(WORK INSTRUCTIONS) Repeat the whole of the data, keeping every detail the same.

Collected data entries

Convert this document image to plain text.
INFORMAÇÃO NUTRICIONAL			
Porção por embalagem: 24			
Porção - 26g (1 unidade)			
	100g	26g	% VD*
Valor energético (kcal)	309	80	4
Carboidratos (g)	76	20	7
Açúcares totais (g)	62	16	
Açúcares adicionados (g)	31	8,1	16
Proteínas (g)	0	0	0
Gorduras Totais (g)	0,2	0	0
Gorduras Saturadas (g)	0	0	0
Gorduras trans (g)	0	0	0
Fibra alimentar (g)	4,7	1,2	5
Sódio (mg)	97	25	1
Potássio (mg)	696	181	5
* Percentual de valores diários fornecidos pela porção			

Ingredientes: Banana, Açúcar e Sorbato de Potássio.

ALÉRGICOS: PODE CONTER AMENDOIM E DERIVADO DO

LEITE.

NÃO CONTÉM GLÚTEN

(SOLUTION FOR THIS TASK)
Convert this document image to plain text.
INFORMAÇÃO NUTRICIONAL			
Porção por embalagem: 24			
Porção - 26g (1 unidade)			
	100g	26g	% VD*
Valor energético (kcal)	309	80	4
Carboidratos (g)	76	20	7
Açúcares totais (g)	62	16	
Açúcares adicionados (g)	31	8,1	16
Proteínas (g)	0	0	0
Gorduras Totais (g)	0,2	0	0
Gorduras Saturadas (g)	0	0	0
Gorduras trans (g)	0	0	0
Fibra alimentar (g)	4,7	1,2	5
Sódio (mg)	97	25	1
Potássio (mg)	696	181	5
* Percentual de valores diários fornecidos pela porção			

Ingredientes: Banana, Açúcar e Sorbato de Potássio.

ALÉRGICOS: PODE CONTER AMENDOIM E DERIVADO DO

LEITE.

NÃO CONTÉM GLÚTEN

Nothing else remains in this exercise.